REQUEST:
Look in the data below for the line that contains "Give me a plain-text". Copy that line and the remaining lines exactly.

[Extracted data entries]
·····

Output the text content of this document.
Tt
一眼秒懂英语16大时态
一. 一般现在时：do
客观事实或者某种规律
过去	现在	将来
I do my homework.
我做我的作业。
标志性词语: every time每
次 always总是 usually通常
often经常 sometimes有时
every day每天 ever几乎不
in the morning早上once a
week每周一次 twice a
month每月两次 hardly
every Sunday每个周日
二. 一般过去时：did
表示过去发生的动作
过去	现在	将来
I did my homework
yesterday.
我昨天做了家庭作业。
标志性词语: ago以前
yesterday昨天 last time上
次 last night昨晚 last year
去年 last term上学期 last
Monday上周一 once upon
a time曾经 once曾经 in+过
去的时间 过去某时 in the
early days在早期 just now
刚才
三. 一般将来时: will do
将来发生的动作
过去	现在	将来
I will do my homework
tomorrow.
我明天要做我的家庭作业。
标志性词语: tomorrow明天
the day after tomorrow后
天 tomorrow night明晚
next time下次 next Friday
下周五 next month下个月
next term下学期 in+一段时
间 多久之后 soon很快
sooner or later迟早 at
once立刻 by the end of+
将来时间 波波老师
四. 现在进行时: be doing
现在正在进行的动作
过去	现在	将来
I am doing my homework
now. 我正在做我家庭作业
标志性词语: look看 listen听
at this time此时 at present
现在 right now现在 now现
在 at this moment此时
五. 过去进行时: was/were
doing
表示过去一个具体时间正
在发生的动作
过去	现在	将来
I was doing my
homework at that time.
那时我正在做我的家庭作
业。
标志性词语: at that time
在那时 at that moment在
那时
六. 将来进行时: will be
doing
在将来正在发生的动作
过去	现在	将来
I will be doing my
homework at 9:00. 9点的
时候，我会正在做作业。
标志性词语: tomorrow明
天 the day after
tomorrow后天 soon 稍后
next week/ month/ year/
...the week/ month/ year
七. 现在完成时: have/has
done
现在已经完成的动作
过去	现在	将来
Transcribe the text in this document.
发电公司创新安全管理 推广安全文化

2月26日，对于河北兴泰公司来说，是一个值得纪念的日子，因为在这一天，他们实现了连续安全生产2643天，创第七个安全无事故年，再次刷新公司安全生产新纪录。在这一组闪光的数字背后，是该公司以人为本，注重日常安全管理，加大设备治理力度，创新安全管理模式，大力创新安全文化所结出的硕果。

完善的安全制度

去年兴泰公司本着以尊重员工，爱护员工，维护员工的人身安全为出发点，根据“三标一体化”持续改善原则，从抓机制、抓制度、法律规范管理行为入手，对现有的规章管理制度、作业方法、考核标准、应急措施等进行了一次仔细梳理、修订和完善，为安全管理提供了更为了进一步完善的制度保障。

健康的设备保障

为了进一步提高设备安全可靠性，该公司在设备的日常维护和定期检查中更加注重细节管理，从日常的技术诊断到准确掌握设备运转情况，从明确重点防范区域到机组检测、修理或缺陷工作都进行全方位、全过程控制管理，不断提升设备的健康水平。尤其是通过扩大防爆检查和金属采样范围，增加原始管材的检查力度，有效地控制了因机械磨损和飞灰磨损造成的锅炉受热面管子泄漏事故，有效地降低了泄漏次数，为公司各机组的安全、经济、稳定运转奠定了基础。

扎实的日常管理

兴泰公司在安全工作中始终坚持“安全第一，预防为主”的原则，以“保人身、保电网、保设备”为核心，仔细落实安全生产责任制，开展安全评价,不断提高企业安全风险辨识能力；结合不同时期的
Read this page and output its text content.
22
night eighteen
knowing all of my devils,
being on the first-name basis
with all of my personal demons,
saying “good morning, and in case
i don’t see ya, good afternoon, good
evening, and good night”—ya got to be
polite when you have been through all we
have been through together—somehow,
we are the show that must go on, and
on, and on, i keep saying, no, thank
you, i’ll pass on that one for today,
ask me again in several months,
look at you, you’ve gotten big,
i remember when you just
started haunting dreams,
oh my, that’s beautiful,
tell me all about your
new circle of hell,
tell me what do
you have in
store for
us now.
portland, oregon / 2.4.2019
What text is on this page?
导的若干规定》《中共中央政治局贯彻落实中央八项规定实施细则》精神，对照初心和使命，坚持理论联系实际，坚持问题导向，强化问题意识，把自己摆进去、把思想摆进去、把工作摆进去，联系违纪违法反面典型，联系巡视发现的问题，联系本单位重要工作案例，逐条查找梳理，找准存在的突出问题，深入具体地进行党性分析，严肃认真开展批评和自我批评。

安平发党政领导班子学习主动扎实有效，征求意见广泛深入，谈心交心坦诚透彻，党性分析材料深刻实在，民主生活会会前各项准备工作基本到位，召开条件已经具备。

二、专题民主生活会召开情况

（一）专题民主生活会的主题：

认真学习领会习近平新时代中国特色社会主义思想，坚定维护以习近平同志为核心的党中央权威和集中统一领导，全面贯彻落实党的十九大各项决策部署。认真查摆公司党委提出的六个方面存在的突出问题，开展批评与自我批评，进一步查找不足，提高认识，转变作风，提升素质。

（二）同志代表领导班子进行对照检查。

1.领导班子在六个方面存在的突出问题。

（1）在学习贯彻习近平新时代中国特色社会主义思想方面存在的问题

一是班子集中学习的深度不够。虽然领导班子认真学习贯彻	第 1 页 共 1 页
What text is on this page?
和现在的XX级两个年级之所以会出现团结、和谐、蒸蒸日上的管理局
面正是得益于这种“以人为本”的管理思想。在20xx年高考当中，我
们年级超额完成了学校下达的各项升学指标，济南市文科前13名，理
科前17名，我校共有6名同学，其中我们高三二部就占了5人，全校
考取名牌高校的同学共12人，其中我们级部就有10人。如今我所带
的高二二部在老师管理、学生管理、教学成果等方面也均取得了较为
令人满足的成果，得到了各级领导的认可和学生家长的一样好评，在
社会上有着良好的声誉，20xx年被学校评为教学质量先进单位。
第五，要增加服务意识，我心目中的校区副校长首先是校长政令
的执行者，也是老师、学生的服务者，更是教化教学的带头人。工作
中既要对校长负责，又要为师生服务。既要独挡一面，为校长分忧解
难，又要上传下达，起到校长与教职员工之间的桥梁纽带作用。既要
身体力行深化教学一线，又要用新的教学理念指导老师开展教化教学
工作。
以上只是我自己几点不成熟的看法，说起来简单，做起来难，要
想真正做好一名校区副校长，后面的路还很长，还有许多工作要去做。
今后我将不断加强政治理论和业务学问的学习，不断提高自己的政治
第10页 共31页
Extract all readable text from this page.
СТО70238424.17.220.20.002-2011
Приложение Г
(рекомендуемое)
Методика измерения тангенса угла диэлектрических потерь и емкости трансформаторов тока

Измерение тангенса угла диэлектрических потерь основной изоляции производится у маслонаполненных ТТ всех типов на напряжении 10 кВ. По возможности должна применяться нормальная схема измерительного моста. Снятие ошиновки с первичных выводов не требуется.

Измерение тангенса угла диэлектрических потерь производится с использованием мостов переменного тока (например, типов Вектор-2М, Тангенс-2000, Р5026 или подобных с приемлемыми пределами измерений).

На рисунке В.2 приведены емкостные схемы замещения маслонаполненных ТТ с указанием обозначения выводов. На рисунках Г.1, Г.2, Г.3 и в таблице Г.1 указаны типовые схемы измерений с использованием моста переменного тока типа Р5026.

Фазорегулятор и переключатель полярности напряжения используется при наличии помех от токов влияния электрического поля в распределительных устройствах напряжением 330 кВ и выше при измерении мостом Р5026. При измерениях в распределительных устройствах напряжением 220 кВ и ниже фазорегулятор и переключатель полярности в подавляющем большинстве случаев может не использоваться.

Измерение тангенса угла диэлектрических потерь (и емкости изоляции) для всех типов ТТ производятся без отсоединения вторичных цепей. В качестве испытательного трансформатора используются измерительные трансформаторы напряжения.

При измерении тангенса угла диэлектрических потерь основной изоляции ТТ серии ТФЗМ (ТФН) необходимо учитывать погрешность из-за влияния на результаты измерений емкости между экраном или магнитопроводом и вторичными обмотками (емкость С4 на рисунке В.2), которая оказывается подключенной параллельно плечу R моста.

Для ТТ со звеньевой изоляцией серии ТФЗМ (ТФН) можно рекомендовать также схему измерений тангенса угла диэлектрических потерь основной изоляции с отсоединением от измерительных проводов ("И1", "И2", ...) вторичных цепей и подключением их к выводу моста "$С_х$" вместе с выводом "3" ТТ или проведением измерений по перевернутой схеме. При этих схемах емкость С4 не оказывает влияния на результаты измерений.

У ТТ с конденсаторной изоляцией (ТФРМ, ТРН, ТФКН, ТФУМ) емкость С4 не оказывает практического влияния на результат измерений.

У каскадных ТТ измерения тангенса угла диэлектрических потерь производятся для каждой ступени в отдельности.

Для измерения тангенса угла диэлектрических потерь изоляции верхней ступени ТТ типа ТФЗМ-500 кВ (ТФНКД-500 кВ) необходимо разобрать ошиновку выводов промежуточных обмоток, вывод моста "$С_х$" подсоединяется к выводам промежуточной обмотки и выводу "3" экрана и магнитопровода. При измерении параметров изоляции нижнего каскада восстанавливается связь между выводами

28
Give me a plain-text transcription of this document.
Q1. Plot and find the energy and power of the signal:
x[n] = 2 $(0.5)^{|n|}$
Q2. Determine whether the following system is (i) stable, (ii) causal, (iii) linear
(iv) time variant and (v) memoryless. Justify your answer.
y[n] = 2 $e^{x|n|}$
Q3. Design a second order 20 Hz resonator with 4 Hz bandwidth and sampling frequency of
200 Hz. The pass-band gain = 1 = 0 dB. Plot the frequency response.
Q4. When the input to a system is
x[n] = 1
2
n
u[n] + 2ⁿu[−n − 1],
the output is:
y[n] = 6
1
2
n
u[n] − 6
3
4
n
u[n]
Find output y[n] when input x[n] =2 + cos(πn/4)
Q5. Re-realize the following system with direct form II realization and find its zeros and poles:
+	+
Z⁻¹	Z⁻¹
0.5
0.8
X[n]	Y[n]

·····

SOLUTION TO THE PROBLEM:
Give me a plain-text transcription of this document.
Q1. Plot and find the energy and power of the signal:
x[n] = 2 $(0.5)^{|n|}$
Q2. Determine whether the following system is (i) stable, (ii) causal, (iii) linear
(iv) time variant and (v) memoryless. Justify your answer.
y[n] = 2 $e^{x|n|}$
Q3. Design a second order 20 Hz resonator with 4 Hz bandwidth and sampling frequency of
200 Hz. The pass-band gain = 1 = 0 dB. Plot the frequency response.
Q4. When the input to a system is
x[n] = 1
2
n
u[n] + 2ⁿu[−n − 1],
the output is:
y[n] = 6
1
2
n
u[n] − 6
3
4
n
u[n]
Find output y[n] when input x[n] =2 + cos(πn/4)
Q5. Re-realize the following system with direct form II realization and find its zeros and poles:
+	+
Z⁻¹	Z⁻¹
0.5
0.8
X[n]	Y[n]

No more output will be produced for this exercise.